───── The data

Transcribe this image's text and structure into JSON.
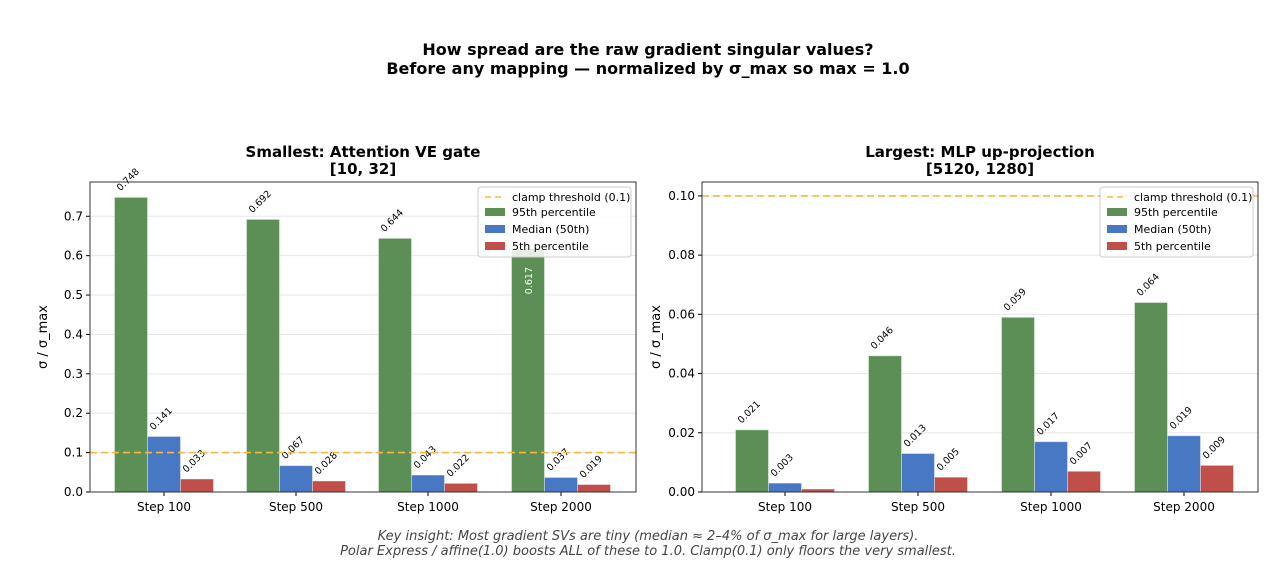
{
  "suptitle": [
    "How spread are the raw gradient singular values?",
    "Before any mapping — normalized by σ_max so max = 1.0"
  ],
  "footnote": [
    "Key insight: Most gradient SVs are tiny (median ≈ 2–4% of σ_max for large layers).",
    "Polar Express / affine(1.0) boosts ALL of these to 1.0. Clamp(0.1) only floors the very smallest."
  ],
  "colors": {
    "p95": "#5b8f55",
    "median": "#4877c4",
    "p5": "#bf4f48",
    "clamp": "#f5b942"
  },
  "chart_data": [
    {
      "type": "bar",
      "title": [
        "Smallest: Attention VE gate",
        "[10, 32]"
      ],
      "ylabel": "σ / σ_max",
      "categories": [
        "Step 100",
        "Step 500",
        "Step 1000",
        "Step 2000"
      ],
      "ylim": [
        0,
        0.787
      ],
      "yticks": [
        "0.0",
        "0.1",
        "0.2",
        "0.3",
        "0.4",
        "0.5",
        "0.6",
        "0.7"
      ],
      "grid": true,
      "legend": "top-right",
      "hline": {
        "name": "clamp threshold (0.1)",
        "value": 0.1
      },
      "series": [
        {
          "name": "95th percentile",
          "values": [
            0.748,
            0.692,
            0.644,
            0.617
          ],
          "labels": [
            "0.748",
            "0.692",
            "0.644",
            "0.617"
          ]
        },
        {
          "name": "Median (50th)",
          "values": [
            0.141,
            0.067,
            0.043,
            0.037
          ],
          "labels": [
            "0.141",
            "0.067",
            "0.043",
            "0.037"
          ]
        },
        {
          "name": "5th percentile",
          "values": [
            0.033,
            0.028,
            0.022,
            0.019
          ],
          "labels": [
            "0.033",
            "0.028",
            "0.022",
            "0.019"
          ]
        }
      ]
    },
    {
      "type": "bar",
      "title": [
        "Largest: MLP up-projection",
        "[5120, 1280]"
      ],
      "ylabel": "σ / σ_max",
      "categories": [
        "Step 100",
        "Step 500",
        "Step 1000",
        "Step 2000"
      ],
      "ylim": [
        0,
        0.1047
      ],
      "yticks": [
        "0.00",
        "0.02",
        "0.04",
        "0.06",
        "0.08",
        "0.10"
      ],
      "grid": true,
      "legend": "top-right",
      "hline": {
        "name": "clamp threshold (0.1)",
        "value": 0.1
      },
      "series": [
        {
          "name": "95th percentile",
          "values": [
            0.021,
            0.046,
            0.059,
            0.064
          ],
          "labels": [
            "0.021",
            "0.046",
            "0.059",
            "0.064"
          ]
        },
        {
          "name": "Median (50th)",
          "values": [
            0.003,
            0.013,
            0.017,
            0.019
          ],
          "labels": [
            "0.003",
            "0.013",
            "0.017",
            "0.019"
          ]
        },
        {
          "name": "5th percentile",
          "values": [
            0.001,
            0.005,
            0.007,
            0.009
          ],
          "labels": [
            "",
            "0.005",
            "0.007",
            "0.009"
          ]
        }
      ]
    }
  ]
}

──────────

Problem to solve:
Reproduce all of the data exactly, omitting each picture it holds.

Output of the task:
Transcribe this image's text and structure into JSON.
{
  "suptitle": [
    "How spread are the raw gradient singular values?",
    "Before any mapping — normalized by σ_max so max = 1.0"
  ],
  "footnote": [
    "Key insight: Most gradient SVs are tiny (median ≈ 2–4% of σ_max for large layers).",
    "Polar Express / affine(1.0) boosts ALL of these to 1.0. Clamp(0.1) only floors the very smallest."
  ],
  "colors": {
    "p95": "#5b8f55",
    "median": "#4877c4",
    "p5": "#bf4f48",
    "clamp": "#f5b942"
  },
  "chart_data": [
    {
      "type": "bar",
      "title": [
        "Smallest: Attention VE gate",
        "[10, 32]"
      ],
      "ylabel": "σ / σ_max",
      "categories": [
        "Step 100",
        "Step 500",
        "Step 1000",
        "Step 2000"
      ],
      "ylim": [
        0,
        0.787
      ],
      "yticks": [
        "0.0",
        "0.1",
        "0.2",
        "0.3",
        "0.4",
        "0.5",
        "0.6",
        "0.7"
      ],
      "grid": true,
      "legend": "top-right",
      "hline": {
        "name": "clamp threshold (0.1)",
        "value": 0.1
      },
      "series": [
        {
          "name": "95th percentile",
          "values": [
            0.748,
            0.692,
            0.644,
            0.617
          ],
          "labels": [
            "0.748",
            "0.692",
            "0.644",
            "0.617"
          ]
        },
        {
          "name": "Median (50th)",
          "values": [
            0.141,
            0.067,
            0.043,
            0.037
          ],
          "labels": [
            "0.141",
            "0.067",
            "0.043",
            "0.037"
          ]
        },
        {
          "name": "5th percentile",
          "values": [
            0.033,
            0.028,
            0.022,
            0.019
          ],
          "labels": [
            "0.033",
            "0.028",
            "0.022",
            "0.019"
          ]
        }
      ]
    },
    {
      "type": "bar",
      "title": [
        "Largest: MLP up-projection",
        "[5120, 1280]"
      ],
      "ylabel": "σ / σ_max",
      "categories": [
        "Step 100",
        "Step 500",
        "Step 1000",
        "Step 2000"
      ],
      "ylim": [
        0,
        0.1047
      ],
      "yticks": [
        "0.00",
        "0.02",
        "0.04",
        "0.06",
        "0.08",
        "0.10"
      ],
      "grid": true,
      "legend": "top-right",
      "hline": {
        "name": "clamp threshold (0.1)",
        "value": 0.1
      },
      "series": [
        {
          "name": "95th percentile",
          "values": [
            0.021,
            0.046,
            0.059,
            0.064
          ],
          "labels": [
            "0.021",
            "0.046",
            "0.059",
            "0.064"
          ]
        },
        {
          "name": "Median (50th)",
          "values": [
            0.003,
            0.013,
            0.017,
            0.019
          ],
          "labels": [
            "0.003",
            "0.013",
            "0.017",
            "0.019"
          ]
        },
        {
          "name": "5th percentile",
          "values": [
            0.001,
            0.005,
            0.007,
            0.009
          ],
          "labels": [
            "",
            "0.005",
            "0.007",
            "0.009"
          ]
        }
      ]
    }
  ]
}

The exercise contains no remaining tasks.